Task details. Tally the lines that hold the string "this", and reply with the count alone.
start Raw records
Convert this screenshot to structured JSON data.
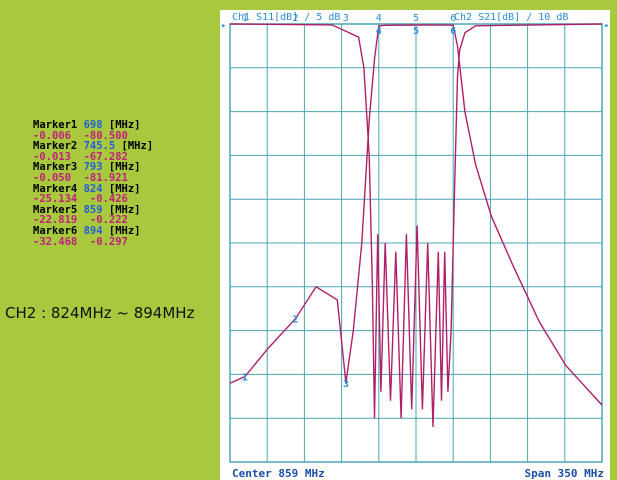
{
  "markers": [
    {
      "name": "Marker1",
      "freq": "698",
      "unit": "[MHz]",
      "val1": "-0.006",
      "val2": "-80.500"
    },
    {
      "name": "Marker2",
      "freq": "745.5",
      "unit": "[MHz]",
      "val1": "-0.013",
      "val2": "-67.282"
    },
    {
      "name": "Marker3",
      "freq": "793",
      "unit": "[MHz]",
      "val1": "-0.050",
      "val2": "-81.921"
    },
    {
      "name": "Marker4",
      "freq": "824",
      "unit": "[MHz]",
      "val1": "-25.134",
      "val2": "-0.426"
    },
    {
      "name": "Marker5",
      "freq": "859",
      "unit": "[MHz]",
      "val1": "-22.819",
      "val2": "-0.222"
    },
    {
      "name": "Marker6",
      "freq": "894",
      "unit": "[MHz]",
      "val1": "-32.468",
      "val2": "-0.297"
    }
  ],
  "band_label": "CH2 : 824MHz ~ 894MHz",
  "header": {
    "ch1": "Ch1 S11[dB] / 5 dB",
    "ch2": "Ch2 S21[dB] / 10 dB"
  },
  "footer": {
    "center": "Center 859 MHz",
    "span": "Span 350 MHz"
  },
  "colors": {
    "background": "#a8c83e",
    "grid": "#4aa6b6",
    "trace": "#b0206a",
    "header_text": "#2a8fd6",
    "footer_text": "#1d4fa8",
    "marker_label": "#000000",
    "marker_freq": "#1f5fd6",
    "marker_value": "#c0207a"
  },
  "chart_data": {
    "type": "line",
    "x_unit": "MHz",
    "xlim": [
      684,
      1034
    ],
    "grid": true,
    "series": [
      {
        "name": "S11",
        "scale_db_per_div": 5,
        "x": [
          684,
          780,
          805,
          810,
          815,
          818,
          820,
          823,
          826,
          830,
          835,
          840,
          845,
          850,
          855,
          860,
          865,
          870,
          875,
          880,
          883,
          886,
          889,
          892,
          895,
          898,
          900,
          905,
          915,
          1034
        ],
        "y": [
          0,
          -0.1,
          -1.5,
          -5,
          -15,
          -30,
          -45,
          -24,
          -42,
          -25,
          -43,
          -26,
          -45,
          -24,
          -44,
          -23,
          -44,
          -25,
          -46,
          -26,
          -43,
          -26,
          -42,
          -35,
          -20,
          -6,
          -3,
          -1,
          -0.2,
          0
        ]
      },
      {
        "name": "S21",
        "scale_db_per_div": 10,
        "x": [
          684,
          698,
          720,
          745.5,
          765,
          785,
          793,
          800,
          808,
          815,
          820,
          824,
          830,
          859,
          885,
          890,
          894,
          898,
          905,
          915,
          930,
          950,
          975,
          1000,
          1034
        ],
        "y": [
          -82,
          -80.5,
          -74,
          -67.282,
          -60,
          -63,
          -81.921,
          -70,
          -50,
          -22,
          -8,
          -0.426,
          -0.3,
          -0.222,
          -0.25,
          -0.26,
          -0.297,
          -5,
          -20,
          -32,
          -44,
          -55,
          -68,
          -78,
          -87
        ]
      }
    ],
    "markers": [
      {
        "label": "1",
        "x": 698
      },
      {
        "label": "2",
        "x": 745.5
      },
      {
        "label": "3",
        "x": 793
      },
      {
        "label": "4",
        "x": 824
      },
      {
        "label": "5",
        "x": 859
      },
      {
        "label": "6",
        "x": 894
      }
    ]
  }
}
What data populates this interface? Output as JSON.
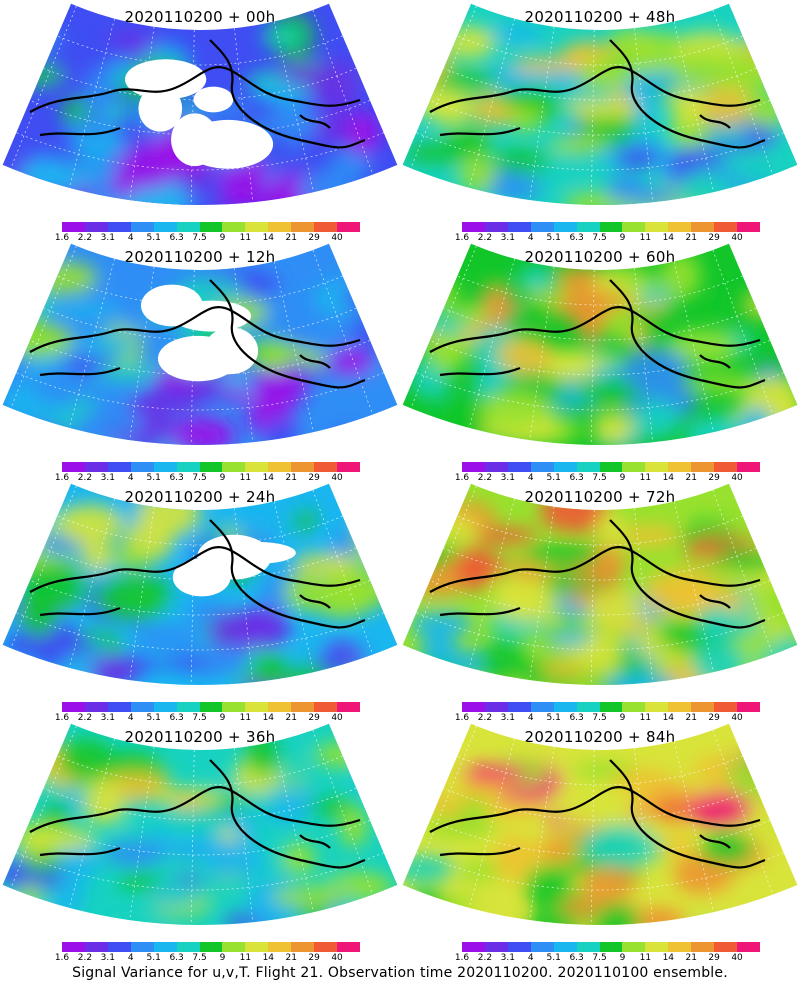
{
  "footer": "Signal Variance for u,v,T. Flight 21. Observation time 2020110200. 2020110100 ensemble.",
  "colorbar": {
    "labels": [
      "1.6",
      "2.2",
      "3.1",
      "4",
      "5.1",
      "6.3",
      "7.5",
      "9",
      "11",
      "14",
      "21",
      "29",
      "40"
    ],
    "colors": [
      "#9b10e8",
      "#6a2ee6",
      "#3f4df2",
      "#2f8ef5",
      "#19b6f0",
      "#17d2c0",
      "#12c62a",
      "#98e12e",
      "#d8e43a",
      "#eec232",
      "#ed9530",
      "#f05a35",
      "#ef1677"
    ]
  },
  "panels": [
    {
      "id": "p00",
      "title": "2020110200 + 00h",
      "forecast_hour": 0
    },
    {
      "id": "p48",
      "title": "2020110200 + 48h",
      "forecast_hour": 48
    },
    {
      "id": "p12",
      "title": "2020110200 + 12h",
      "forecast_hour": 12
    },
    {
      "id": "p60",
      "title": "2020110200 + 60h",
      "forecast_hour": 60
    },
    {
      "id": "p24",
      "title": "2020110200 + 24h",
      "forecast_hour": 24
    },
    {
      "id": "p72",
      "title": "2020110200 + 72h",
      "forecast_hour": 72
    },
    {
      "id": "p36",
      "title": "2020110200 + 36h",
      "forecast_hour": 36
    },
    {
      "id": "p84",
      "title": "2020110200 + 84h",
      "forecast_hour": 84
    }
  ]
}
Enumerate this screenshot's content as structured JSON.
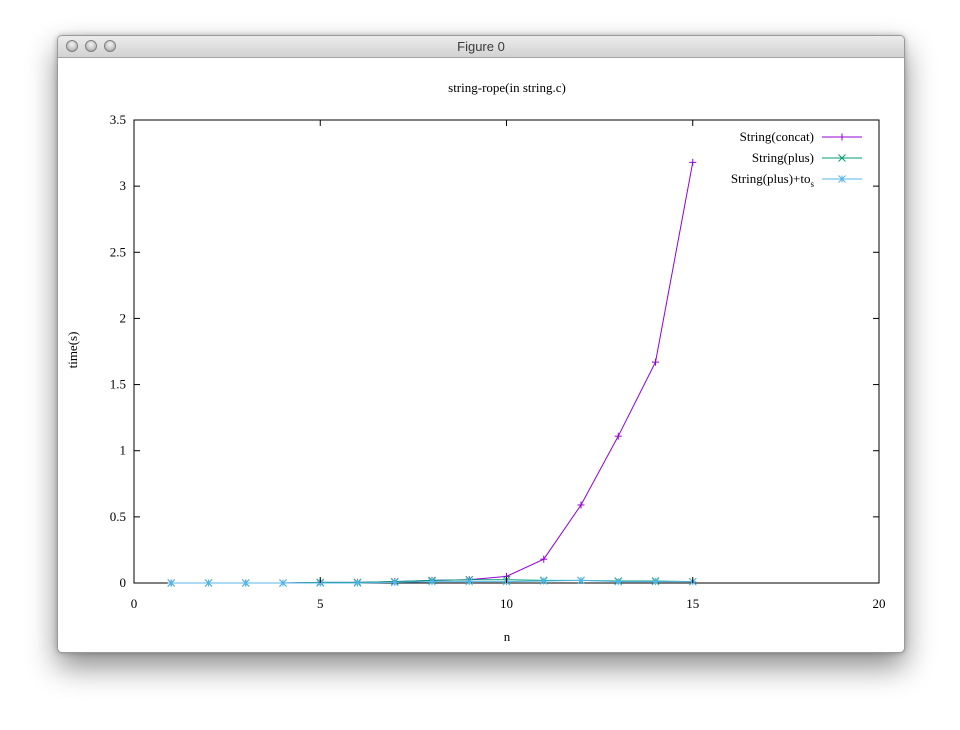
{
  "window": {
    "title": "Figure 0"
  },
  "chart_data": {
    "type": "line",
    "title": "string-rope(in string.c)",
    "xlabel": "n",
    "ylabel": "time(s)",
    "xlim": [
      0,
      20
    ],
    "ylim": [
      0,
      3.5
    ],
    "xticks": [
      0,
      5,
      10,
      15,
      20
    ],
    "xtick_labels": [
      "0",
      "5",
      "10",
      "15",
      "20"
    ],
    "yticks": [
      0,
      0.5,
      1,
      1.5,
      2,
      2.5,
      3,
      3.5
    ],
    "ytick_labels": [
      "0",
      "0.5",
      "1",
      "1.5",
      "2",
      "2.5",
      "3",
      "3.5"
    ],
    "grid": false,
    "legend_position": "top-right",
    "x": [
      1,
      2,
      3,
      4,
      5,
      6,
      7,
      8,
      9,
      10,
      11,
      12,
      13,
      14,
      15
    ],
    "series": [
      {
        "name": "String(concat)",
        "marker": "plus",
        "color": "#9400d3",
        "values": [
          0.0,
          0.0,
          0.0,
          0.0,
          0.005,
          0.005,
          0.01,
          0.02,
          0.025,
          0.05,
          0.18,
          0.59,
          1.11,
          1.67,
          3.18
        ]
      },
      {
        "name": "String(plus)",
        "marker": "x",
        "color": "#009e73",
        "values": [
          0.0,
          0.0,
          0.0,
          0.0,
          0.005,
          0.005,
          0.01,
          0.02,
          0.025,
          0.025,
          0.02,
          0.02,
          0.015,
          0.015,
          0.01
        ]
      },
      {
        "name": "String(plus)+to",
        "name_subscript": "s",
        "marker": "star",
        "color": "#56b4e9",
        "values": [
          0.0,
          0.0,
          0.0,
          0.0,
          0.0,
          0.0,
          0.005,
          0.01,
          0.01,
          0.01,
          0.015,
          0.02,
          0.01,
          0.01,
          0.01
        ]
      }
    ]
  }
}
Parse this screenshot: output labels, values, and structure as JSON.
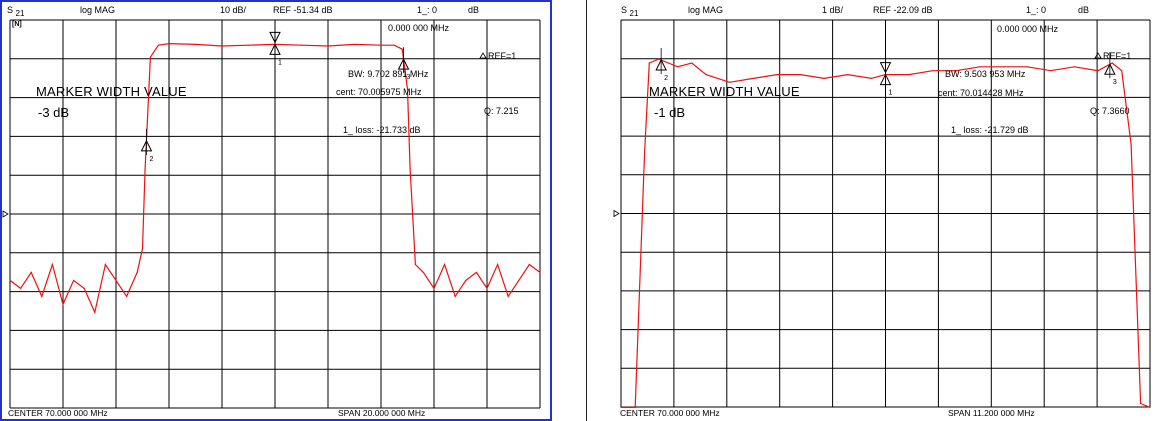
{
  "left": {
    "header": {
      "param_main": "S",
      "param_sub": "21",
      "format": "log MAG",
      "scale": "10 dB/",
      "ref": "REF -51.34 dB",
      "marker_hdr": "1_: 0",
      "marker_unit": "dB"
    },
    "corner_label": "[N]",
    "readouts": {
      "freq": "0.000 000 MHz",
      "ref_marker": "REF=1",
      "bw": "BW:   9.702 891 MHz",
      "cent": "cent:   70.005975 MHz",
      "q": "Q: 7.215",
      "loss": "1_ loss: -21.733 dB"
    },
    "marker_width_title": "MARKER WIDTH VALUE",
    "marker_width_db": "-3 dB",
    "footer": {
      "center": "CENTER  70.000 000 MHz",
      "span": "SPAN  20.000 000 MHz"
    }
  },
  "right": {
    "header": {
      "param_main": "S",
      "param_sub": "21",
      "format": "log MAG",
      "scale": "1 dB/",
      "ref": "REF -22.09 dB",
      "marker_hdr": "1_: 0",
      "marker_unit": "dB"
    },
    "readouts": {
      "freq": "0.000 000 MHz",
      "ref_marker": "REF=1",
      "bw": "BW:   9.503 953 MHz",
      "cent": "cent:   70.014428 MHz",
      "q": "Q: 7.3660",
      "loss": "1_ loss: -21.729 dB"
    },
    "marker_width_title": "MARKER WIDTH VALUE",
    "marker_width_db": "-1 dB",
    "footer": {
      "center": "CENTER  70.000 000 MHz",
      "span": "SPAN  11.200 000 MHz"
    }
  },
  "colors": {
    "trace": "#ee1111",
    "frame": "#2233cc",
    "grid": "#000000"
  },
  "chart_data": [
    {
      "type": "line",
      "title": "",
      "parameter": "S21",
      "format": "log MAG",
      "x_unit": "MHz",
      "xlim": [
        60.0,
        80.0
      ],
      "ylim": [
        -100,
        -51.34
      ],
      "ylabel": "",
      "xlabel": "",
      "grid": true,
      "series": [
        {
          "x": [
            60.0,
            60.4,
            60.8,
            61.2,
            61.6,
            62.0,
            62.4,
            62.8,
            63.2,
            63.6,
            64.0,
            64.4,
            64.8,
            65.0,
            65.1,
            65.3,
            65.6,
            66.0,
            67.0,
            68.0,
            69.0,
            70.0,
            71.0,
            72.0,
            73.0,
            74.0,
            74.5,
            74.8,
            75.0,
            75.1,
            75.3,
            75.6,
            76.0,
            76.4,
            76.8,
            77.2,
            77.6,
            78.0,
            78.4,
            78.8,
            79.2,
            79.6,
            80.0
          ],
          "y": [
            -84,
            -85,
            -83,
            -86,
            -82,
            -87,
            -84,
            -85,
            -88,
            -82,
            -84,
            -86,
            -83,
            -80,
            -70,
            -56,
            -54.5,
            -54.3,
            -54.4,
            -54.6,
            -54.5,
            -54.4,
            -54.5,
            -54.6,
            -54.4,
            -54.5,
            -54.5,
            -55,
            -60,
            -70,
            -82,
            -83,
            -85,
            -82,
            -86,
            -84,
            -83,
            -85,
            -82,
            -86,
            -84,
            -82,
            -83
          ]
        }
      ],
      "markers": [
        {
          "label": "1",
          "x": 70.0
        },
        {
          "label": "2",
          "x": 65.15
        },
        {
          "label": "3",
          "x": 74.85
        }
      ]
    },
    {
      "type": "line",
      "title": "",
      "parameter": "S21",
      "format": "log MAG",
      "x_unit": "MHz",
      "xlim": [
        64.4,
        75.6
      ],
      "ylim": [
        -32.09,
        -22.09
      ],
      "ylabel": "",
      "xlabel": "",
      "grid": true,
      "series": [
        {
          "x": [
            64.4,
            64.7,
            64.9,
            65.0,
            65.2,
            65.6,
            65.9,
            66.2,
            66.7,
            67.2,
            67.7,
            68.2,
            68.7,
            69.2,
            69.7,
            70.0,
            70.5,
            71.0,
            71.5,
            72.0,
            72.5,
            73.0,
            73.5,
            74.0,
            74.5,
            74.8,
            75.0,
            75.2,
            75.4,
            75.6
          ],
          "y": [
            -32.1,
            -32.1,
            -25.5,
            -23.2,
            -23.1,
            -23.3,
            -23.2,
            -23.5,
            -23.7,
            -23.6,
            -23.5,
            -23.5,
            -23.6,
            -23.5,
            -23.6,
            -23.5,
            -23.5,
            -23.4,
            -23.4,
            -23.3,
            -23.3,
            -23.3,
            -23.4,
            -23.3,
            -23.4,
            -23.2,
            -23.4,
            -25.3,
            -32.0,
            -32.1
          ]
        }
      ],
      "markers": [
        {
          "label": "1",
          "x": 70.0
        },
        {
          "label": "2",
          "x": 65.25
        },
        {
          "label": "3",
          "x": 74.75
        }
      ]
    }
  ]
}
end Raw records
Response. 4